GIVEN TASK —
Find every line in the records that holds the string "Dismiss". Copy each one.

EXTRACTED DATA —
------------------------------------------------

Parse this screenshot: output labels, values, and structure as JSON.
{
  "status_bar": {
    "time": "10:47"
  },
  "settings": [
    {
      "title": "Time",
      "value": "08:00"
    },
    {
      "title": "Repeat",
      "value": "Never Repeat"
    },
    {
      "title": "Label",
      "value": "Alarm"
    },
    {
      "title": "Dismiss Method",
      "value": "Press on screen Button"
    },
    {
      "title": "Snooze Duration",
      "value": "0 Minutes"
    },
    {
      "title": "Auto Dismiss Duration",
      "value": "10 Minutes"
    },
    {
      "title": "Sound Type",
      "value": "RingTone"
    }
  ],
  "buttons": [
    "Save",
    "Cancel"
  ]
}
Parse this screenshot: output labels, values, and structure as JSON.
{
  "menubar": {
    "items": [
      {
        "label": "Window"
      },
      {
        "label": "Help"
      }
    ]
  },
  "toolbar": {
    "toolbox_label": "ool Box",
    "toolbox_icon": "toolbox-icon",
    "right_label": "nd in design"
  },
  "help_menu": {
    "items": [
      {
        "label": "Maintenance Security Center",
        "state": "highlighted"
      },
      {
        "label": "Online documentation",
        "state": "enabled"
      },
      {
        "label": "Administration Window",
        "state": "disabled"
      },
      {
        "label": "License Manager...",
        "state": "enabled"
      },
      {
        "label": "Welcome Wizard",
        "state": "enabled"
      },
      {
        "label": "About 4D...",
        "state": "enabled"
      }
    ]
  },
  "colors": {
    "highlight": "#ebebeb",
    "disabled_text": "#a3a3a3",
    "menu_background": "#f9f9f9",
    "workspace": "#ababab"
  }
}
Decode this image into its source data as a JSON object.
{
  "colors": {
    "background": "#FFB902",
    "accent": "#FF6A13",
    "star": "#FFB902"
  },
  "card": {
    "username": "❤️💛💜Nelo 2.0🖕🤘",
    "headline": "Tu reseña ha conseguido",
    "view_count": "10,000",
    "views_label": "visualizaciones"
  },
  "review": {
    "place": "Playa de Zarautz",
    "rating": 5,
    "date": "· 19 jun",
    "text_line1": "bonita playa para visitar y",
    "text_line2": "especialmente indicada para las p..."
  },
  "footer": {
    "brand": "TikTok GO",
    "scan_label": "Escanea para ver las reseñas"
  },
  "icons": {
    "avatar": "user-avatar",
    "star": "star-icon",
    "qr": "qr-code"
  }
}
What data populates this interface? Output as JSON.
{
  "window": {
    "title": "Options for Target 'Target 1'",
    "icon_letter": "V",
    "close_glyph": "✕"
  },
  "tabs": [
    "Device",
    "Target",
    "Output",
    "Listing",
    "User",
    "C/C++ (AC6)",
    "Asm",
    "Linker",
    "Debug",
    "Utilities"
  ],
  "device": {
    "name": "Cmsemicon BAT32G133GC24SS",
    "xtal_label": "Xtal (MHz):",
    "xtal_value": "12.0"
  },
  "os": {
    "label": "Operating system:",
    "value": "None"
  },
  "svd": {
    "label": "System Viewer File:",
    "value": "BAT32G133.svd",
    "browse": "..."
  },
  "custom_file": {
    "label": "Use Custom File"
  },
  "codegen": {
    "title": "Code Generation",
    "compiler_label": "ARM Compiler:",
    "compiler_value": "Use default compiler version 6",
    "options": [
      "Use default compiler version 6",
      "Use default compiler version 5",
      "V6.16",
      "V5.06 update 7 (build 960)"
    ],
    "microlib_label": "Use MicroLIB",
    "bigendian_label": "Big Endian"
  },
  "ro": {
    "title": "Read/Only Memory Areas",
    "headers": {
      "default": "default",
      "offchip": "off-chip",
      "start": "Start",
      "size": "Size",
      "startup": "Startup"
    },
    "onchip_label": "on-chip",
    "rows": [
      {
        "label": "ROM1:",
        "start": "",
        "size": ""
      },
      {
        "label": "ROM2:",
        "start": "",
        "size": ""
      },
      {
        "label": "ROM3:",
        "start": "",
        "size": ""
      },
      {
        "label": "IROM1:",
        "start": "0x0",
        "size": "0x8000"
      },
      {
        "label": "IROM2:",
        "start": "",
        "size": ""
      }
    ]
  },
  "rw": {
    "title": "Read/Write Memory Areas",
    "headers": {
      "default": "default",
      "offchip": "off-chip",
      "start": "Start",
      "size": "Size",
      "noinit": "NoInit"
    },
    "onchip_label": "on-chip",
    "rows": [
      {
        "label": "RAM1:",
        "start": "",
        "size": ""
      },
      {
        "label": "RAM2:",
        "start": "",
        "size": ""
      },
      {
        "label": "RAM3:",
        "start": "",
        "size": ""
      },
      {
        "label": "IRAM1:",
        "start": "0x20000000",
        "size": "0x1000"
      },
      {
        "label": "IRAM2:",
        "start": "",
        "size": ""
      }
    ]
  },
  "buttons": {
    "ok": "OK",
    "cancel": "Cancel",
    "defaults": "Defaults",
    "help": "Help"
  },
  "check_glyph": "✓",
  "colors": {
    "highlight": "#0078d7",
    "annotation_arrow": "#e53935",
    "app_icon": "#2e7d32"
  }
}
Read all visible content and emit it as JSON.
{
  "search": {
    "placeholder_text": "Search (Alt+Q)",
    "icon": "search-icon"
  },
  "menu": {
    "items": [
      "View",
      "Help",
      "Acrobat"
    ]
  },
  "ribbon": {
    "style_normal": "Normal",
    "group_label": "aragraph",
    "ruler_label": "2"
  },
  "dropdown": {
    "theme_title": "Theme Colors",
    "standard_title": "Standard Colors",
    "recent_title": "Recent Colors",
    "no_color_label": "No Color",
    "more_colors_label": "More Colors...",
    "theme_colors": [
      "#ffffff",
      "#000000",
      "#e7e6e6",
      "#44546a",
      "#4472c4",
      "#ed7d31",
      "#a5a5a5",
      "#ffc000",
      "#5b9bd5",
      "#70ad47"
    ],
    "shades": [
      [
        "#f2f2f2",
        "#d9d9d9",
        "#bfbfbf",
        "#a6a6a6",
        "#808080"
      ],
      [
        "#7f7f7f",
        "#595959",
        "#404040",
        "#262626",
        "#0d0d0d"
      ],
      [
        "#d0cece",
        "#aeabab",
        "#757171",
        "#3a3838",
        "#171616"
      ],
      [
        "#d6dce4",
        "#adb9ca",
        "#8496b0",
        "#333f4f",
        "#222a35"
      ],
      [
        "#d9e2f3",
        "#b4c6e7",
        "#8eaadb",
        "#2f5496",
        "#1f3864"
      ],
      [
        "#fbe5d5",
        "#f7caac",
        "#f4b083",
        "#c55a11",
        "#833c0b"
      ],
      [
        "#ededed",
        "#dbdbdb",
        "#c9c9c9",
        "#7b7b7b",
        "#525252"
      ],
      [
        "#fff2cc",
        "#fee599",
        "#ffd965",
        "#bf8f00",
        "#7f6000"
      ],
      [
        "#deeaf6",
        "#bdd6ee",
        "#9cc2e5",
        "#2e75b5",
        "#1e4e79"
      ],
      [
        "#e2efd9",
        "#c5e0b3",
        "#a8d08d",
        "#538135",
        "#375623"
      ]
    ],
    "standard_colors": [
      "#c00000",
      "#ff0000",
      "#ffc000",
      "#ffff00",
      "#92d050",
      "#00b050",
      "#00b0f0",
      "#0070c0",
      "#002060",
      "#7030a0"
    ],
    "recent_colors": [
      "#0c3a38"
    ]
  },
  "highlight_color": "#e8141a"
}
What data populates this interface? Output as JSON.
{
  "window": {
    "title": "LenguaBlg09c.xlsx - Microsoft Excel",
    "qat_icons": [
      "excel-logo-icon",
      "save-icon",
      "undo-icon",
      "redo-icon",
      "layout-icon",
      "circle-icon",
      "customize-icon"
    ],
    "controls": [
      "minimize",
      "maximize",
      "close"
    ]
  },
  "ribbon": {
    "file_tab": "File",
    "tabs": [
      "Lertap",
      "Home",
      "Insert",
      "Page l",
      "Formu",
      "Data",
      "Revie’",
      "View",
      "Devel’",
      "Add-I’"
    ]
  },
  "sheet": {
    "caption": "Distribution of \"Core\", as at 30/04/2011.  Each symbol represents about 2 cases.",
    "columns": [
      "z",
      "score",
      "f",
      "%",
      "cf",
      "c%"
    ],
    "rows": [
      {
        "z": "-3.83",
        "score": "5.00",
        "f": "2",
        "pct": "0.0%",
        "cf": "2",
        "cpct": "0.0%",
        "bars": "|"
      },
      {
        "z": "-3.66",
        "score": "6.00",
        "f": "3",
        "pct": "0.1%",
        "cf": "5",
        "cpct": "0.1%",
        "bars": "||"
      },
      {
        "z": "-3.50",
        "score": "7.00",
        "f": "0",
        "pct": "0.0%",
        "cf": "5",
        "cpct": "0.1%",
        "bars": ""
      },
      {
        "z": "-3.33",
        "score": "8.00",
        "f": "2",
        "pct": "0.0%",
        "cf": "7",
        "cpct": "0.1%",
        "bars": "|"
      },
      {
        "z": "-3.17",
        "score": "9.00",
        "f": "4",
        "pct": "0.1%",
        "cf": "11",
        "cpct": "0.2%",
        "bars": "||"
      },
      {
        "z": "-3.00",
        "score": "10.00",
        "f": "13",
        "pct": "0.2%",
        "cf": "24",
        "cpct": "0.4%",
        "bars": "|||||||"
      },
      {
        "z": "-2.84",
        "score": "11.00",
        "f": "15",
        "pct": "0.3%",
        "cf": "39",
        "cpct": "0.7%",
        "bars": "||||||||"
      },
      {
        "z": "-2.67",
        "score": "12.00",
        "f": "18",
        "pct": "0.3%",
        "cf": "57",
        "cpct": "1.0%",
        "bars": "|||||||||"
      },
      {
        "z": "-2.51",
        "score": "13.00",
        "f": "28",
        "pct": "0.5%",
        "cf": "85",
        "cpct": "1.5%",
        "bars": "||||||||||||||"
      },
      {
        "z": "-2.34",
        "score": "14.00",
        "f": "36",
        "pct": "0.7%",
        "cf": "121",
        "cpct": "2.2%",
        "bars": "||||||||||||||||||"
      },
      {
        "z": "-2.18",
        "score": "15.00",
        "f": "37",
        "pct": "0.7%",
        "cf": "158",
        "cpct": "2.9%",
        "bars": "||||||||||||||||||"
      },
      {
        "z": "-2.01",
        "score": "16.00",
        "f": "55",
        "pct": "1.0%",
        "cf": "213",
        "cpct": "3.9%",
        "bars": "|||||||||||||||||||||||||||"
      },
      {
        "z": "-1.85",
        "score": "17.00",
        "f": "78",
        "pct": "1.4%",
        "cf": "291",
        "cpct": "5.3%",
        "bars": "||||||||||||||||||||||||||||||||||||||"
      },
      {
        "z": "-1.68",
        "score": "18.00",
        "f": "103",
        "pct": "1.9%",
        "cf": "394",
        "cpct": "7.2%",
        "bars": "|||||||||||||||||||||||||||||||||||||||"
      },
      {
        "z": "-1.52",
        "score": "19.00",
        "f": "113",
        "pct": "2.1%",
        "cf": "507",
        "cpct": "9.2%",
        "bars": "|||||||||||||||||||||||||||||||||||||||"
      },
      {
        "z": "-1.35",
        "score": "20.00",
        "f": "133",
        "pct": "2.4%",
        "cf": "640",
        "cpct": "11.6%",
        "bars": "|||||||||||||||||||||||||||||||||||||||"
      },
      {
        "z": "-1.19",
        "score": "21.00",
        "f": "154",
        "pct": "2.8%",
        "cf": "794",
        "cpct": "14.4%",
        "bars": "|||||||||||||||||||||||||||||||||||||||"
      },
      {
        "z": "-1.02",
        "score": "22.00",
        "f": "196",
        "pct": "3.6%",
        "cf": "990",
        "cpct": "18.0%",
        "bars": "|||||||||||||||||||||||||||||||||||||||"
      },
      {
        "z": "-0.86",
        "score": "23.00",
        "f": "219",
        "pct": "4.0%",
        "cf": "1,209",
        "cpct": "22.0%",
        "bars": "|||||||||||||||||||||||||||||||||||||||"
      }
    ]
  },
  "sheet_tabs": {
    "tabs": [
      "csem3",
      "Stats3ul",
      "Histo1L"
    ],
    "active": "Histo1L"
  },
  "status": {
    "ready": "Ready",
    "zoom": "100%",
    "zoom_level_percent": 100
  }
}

------------------------------------------------

REPLY —
      "title": "Dismiss Method",
      "title": "Auto Dismiss Duration",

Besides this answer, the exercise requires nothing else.